━━━ RECORD EXCERPTS ━━━

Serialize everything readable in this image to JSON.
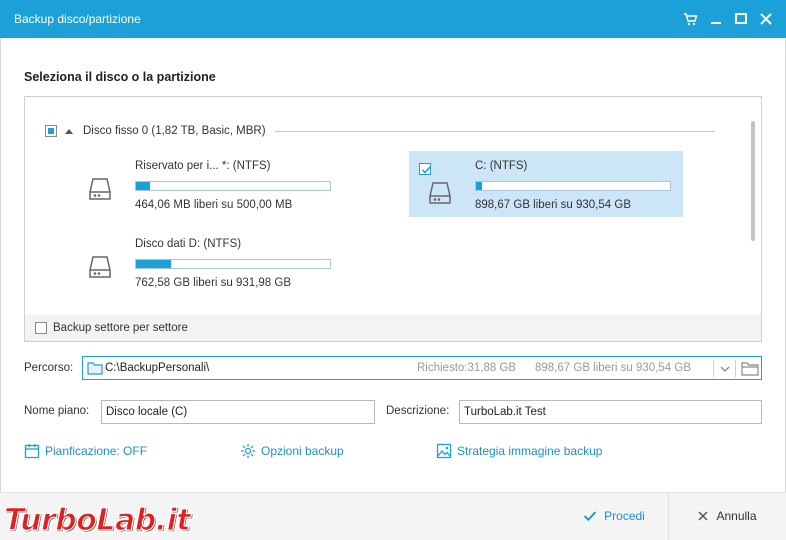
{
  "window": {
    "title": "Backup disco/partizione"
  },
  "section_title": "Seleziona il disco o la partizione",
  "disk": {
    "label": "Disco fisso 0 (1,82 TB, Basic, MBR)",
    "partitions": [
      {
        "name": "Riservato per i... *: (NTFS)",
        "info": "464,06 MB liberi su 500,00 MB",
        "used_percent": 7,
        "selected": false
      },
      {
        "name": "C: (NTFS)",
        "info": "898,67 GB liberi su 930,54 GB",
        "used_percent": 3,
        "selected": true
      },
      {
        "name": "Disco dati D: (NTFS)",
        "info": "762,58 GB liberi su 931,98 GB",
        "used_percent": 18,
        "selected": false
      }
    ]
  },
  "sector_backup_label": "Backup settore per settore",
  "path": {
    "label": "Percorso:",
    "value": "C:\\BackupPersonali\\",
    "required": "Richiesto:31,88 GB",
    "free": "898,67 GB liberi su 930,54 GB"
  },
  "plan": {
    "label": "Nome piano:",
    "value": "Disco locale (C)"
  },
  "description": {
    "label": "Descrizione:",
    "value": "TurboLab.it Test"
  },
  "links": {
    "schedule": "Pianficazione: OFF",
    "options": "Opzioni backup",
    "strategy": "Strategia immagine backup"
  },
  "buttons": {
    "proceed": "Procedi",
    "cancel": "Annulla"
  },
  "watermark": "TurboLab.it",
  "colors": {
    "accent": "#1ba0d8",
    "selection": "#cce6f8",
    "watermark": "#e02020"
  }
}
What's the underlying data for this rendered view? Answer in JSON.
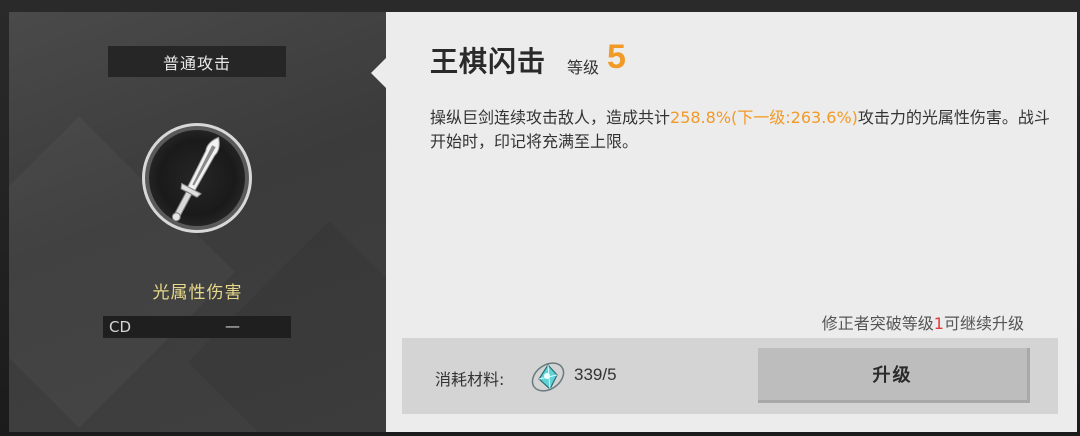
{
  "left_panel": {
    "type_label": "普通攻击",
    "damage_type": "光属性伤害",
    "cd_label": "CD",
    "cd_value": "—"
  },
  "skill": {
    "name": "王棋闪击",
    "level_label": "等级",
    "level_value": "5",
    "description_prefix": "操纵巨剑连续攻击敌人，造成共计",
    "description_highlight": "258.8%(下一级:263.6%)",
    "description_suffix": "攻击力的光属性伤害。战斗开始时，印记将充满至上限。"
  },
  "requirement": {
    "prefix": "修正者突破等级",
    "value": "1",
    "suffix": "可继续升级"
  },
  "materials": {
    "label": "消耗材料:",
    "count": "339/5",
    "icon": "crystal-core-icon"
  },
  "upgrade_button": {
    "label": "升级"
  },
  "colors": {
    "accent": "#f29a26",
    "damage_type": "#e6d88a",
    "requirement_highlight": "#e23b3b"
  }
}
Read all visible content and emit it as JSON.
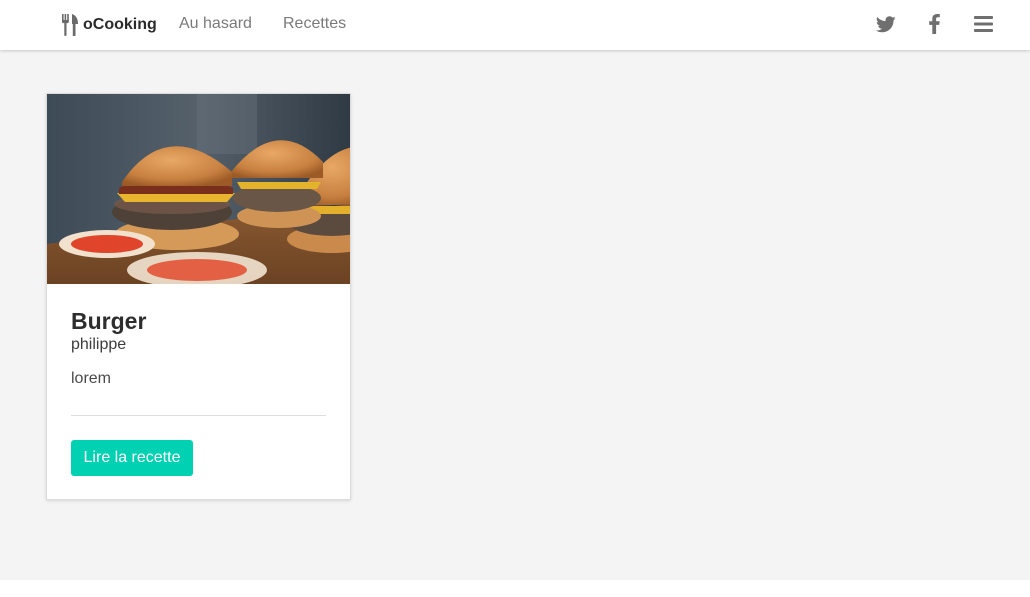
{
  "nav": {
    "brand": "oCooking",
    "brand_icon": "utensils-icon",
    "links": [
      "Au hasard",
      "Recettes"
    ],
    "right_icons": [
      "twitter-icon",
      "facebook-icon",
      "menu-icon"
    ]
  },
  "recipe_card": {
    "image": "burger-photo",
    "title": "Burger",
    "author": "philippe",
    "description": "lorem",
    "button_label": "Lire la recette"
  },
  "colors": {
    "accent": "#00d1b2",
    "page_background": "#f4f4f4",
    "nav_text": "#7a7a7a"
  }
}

━━━

Will you restate every entry word for word and omit the images?

TASK OUTPUT –
Serialize everything readable in this image to JSON.
{
  "window": {
    "title": "Backup disco/partizione"
  },
  "section_title": "Seleziona il disco o la partizione",
  "disk": {
    "label": "Disco fisso 0 (1,82 TB, Basic, MBR)",
    "partitions": [
      {
        "name": "Riservato per i... *: (NTFS)",
        "info": "464,06 MB liberi su 500,00 MB",
        "used_percent": 7,
        "selected": false
      },
      {
        "name": "C: (NTFS)",
        "info": "898,67 GB liberi su 930,54 GB",
        "used_percent": 3,
        "selected": true
      },
      {
        "name": "Disco dati D: (NTFS)",
        "info": "762,58 GB liberi su 931,98 GB",
        "used_percent": 18,
        "selected": false
      }
    ]
  },
  "sector_backup_label": "Backup settore per settore",
  "path": {
    "label": "Percorso:",
    "value": "C:\\BackupPersonali\\",
    "required": "Richiesto:31,88 GB",
    "free": "898,67 GB liberi su 930,54 GB"
  },
  "plan": {
    "label": "Nome piano:",
    "value": "Disco locale (C)"
  },
  "description": {
    "label": "Descrizione:",
    "value": "TurboLab.it Test"
  },
  "links": {
    "schedule": "Pianficazione: OFF",
    "options": "Opzioni backup",
    "strategy": "Strategia immagine backup"
  },
  "buttons": {
    "proceed": "Procedi",
    "cancel": "Annulla"
  },
  "watermark": "TurboLab.it",
  "colors": {
    "accent": "#1ba0d8",
    "selection": "#cce6f8",
    "watermark": "#e02020"
  }
}
What's the underlying data for this rendered view? Answer in JSON.
{
  "left_panel": {
    "type_label": "普通攻击",
    "damage_type": "光属性伤害",
    "cd_label": "CD",
    "cd_value": "—"
  },
  "skill": {
    "name": "王棋闪击",
    "level_label": "等级",
    "level_value": "5",
    "description_prefix": "操纵巨剑连续攻击敌人，造成共计",
    "description_highlight": "258.8%(下一级:263.6%)",
    "description_suffix": "攻击力的光属性伤害。战斗开始时，印记将充满至上限。"
  },
  "requirement": {
    "prefix": "修正者突破等级",
    "value": "1",
    "suffix": "可继续升级"
  },
  "materials": {
    "label": "消耗材料:",
    "count": "339/5",
    "icon": "crystal-core-icon"
  },
  "upgrade_button": {
    "label": "升级"
  },
  "colors": {
    "accent": "#f29a26",
    "damage_type": "#e6d88a",
    "requirement_highlight": "#e23b3b"
  }
}
Read all visible content and emit it as JSON.
{
  "nav": {
    "brand": "oCooking",
    "brand_icon": "utensils-icon",
    "links": [
      "Au hasard",
      "Recettes"
    ],
    "right_icons": [
      "twitter-icon",
      "facebook-icon",
      "menu-icon"
    ]
  },
  "recipe_card": {
    "image": "burger-photo",
    "title": "Burger",
    "author": "philippe",
    "description": "lorem",
    "button_label": "Lire la recette"
  },
  "colors": {
    "accent": "#00d1b2",
    "page_background": "#f4f4f4",
    "nav_text": "#7a7a7a"
  }
}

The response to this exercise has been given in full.